* Problem description *
Find every line of the listing below where "persamaan" appears, and copy it.

* Dataset *
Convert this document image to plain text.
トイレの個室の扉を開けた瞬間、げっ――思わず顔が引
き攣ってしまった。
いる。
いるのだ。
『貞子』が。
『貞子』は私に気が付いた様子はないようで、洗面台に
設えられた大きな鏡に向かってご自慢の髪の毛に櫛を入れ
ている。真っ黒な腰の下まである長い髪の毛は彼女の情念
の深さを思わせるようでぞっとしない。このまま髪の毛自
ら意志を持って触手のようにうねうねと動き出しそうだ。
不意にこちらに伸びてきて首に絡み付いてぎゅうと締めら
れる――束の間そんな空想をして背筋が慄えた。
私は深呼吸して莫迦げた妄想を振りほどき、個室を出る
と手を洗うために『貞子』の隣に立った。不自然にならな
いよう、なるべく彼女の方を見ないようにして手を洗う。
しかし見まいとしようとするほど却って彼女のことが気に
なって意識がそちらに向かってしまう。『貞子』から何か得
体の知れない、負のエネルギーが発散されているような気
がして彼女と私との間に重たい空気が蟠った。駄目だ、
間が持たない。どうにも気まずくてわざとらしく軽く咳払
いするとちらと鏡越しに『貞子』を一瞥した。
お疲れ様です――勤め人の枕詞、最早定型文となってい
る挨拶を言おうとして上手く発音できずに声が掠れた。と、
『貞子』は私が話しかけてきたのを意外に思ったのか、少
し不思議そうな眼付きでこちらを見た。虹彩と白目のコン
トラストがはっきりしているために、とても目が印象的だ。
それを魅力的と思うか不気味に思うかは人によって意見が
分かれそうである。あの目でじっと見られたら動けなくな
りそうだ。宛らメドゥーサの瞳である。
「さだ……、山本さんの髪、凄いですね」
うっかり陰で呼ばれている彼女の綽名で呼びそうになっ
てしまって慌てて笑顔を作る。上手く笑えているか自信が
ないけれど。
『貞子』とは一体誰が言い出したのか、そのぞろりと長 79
---
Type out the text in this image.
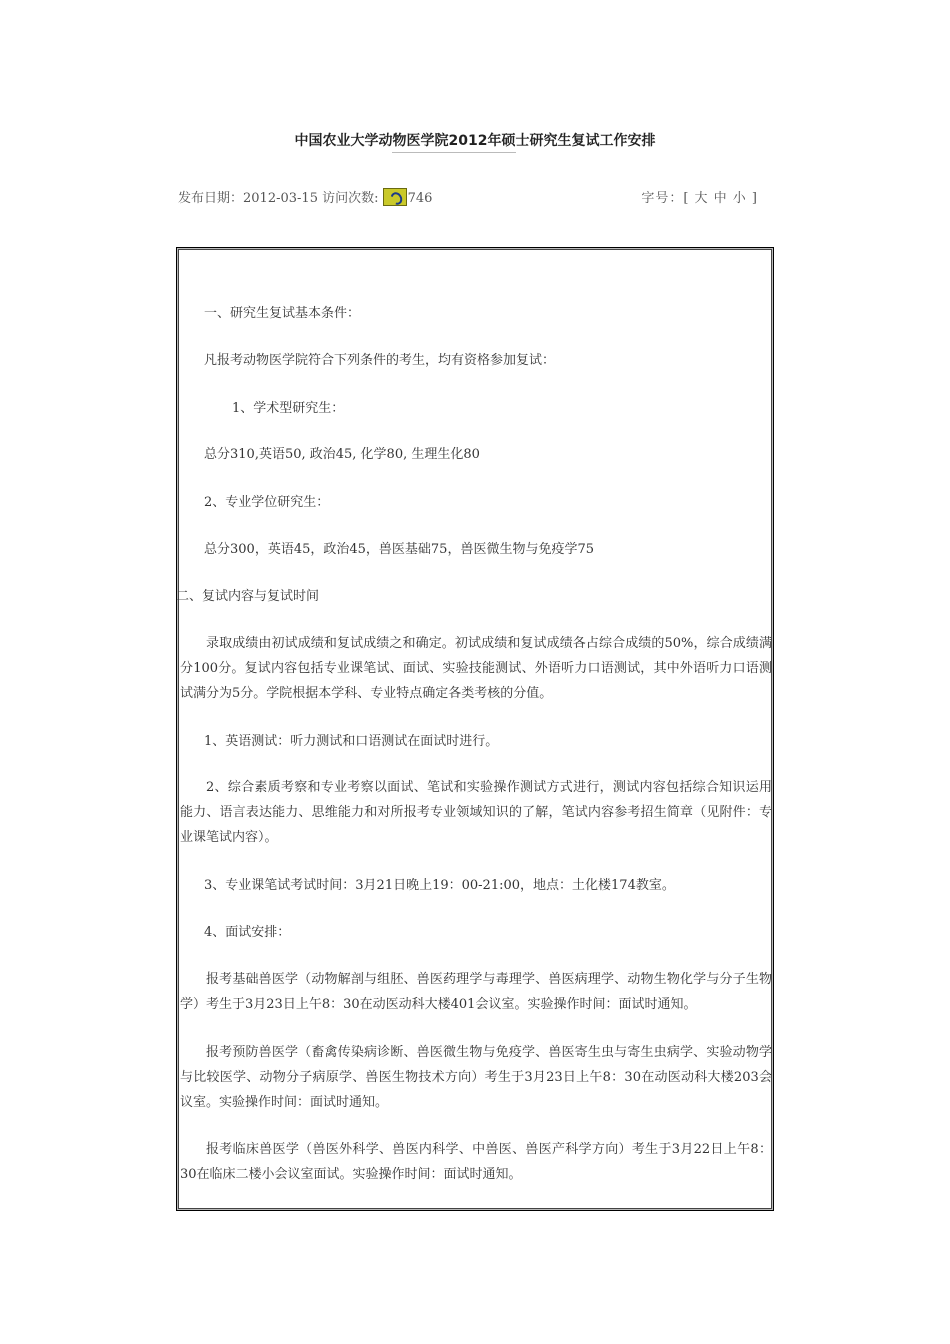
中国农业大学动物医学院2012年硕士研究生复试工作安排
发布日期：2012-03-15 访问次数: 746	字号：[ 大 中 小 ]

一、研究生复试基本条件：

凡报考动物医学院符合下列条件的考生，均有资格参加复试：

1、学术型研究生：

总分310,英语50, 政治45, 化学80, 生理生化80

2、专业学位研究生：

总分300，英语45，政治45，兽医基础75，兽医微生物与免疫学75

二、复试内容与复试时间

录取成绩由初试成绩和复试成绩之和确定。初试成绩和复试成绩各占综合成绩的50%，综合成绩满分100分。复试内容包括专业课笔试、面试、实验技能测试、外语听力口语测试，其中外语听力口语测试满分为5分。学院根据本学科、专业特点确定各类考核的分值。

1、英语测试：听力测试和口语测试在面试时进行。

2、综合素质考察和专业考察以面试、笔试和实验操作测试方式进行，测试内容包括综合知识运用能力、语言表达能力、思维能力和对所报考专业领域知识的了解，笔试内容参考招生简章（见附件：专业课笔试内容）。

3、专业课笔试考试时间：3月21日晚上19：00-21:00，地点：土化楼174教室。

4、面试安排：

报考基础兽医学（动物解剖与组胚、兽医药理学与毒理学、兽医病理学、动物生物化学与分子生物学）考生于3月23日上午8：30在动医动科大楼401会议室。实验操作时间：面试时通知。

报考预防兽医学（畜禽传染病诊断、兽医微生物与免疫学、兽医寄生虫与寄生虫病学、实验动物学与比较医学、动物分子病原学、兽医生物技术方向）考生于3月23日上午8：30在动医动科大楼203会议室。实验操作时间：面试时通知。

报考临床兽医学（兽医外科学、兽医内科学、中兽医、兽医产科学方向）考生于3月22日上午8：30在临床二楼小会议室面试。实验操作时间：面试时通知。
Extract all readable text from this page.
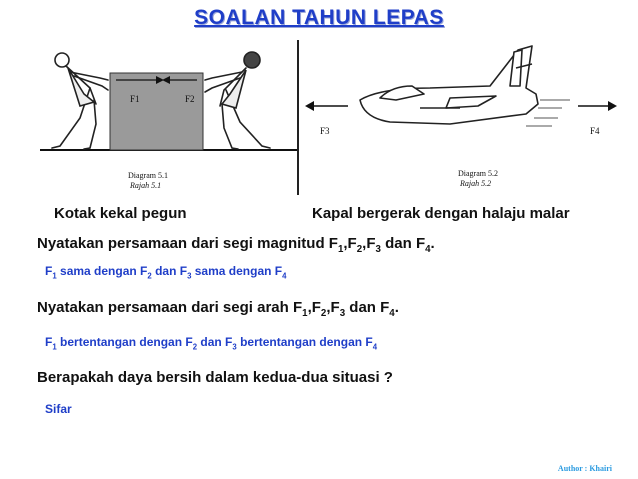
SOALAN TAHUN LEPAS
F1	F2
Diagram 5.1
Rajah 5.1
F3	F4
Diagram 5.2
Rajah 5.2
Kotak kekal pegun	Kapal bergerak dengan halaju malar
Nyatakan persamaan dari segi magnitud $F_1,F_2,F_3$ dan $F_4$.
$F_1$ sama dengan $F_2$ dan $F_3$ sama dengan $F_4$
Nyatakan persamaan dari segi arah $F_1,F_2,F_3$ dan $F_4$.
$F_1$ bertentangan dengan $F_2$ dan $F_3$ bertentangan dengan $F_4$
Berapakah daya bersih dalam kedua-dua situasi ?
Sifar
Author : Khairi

* Output of the exercise *
Nyatakan persamaan dari segi magnitud $F_1,F_2,F_3$ dan $F_4$.
Nyatakan persamaan dari segi arah $F_1,F_2,F_3$ dan $F_4$.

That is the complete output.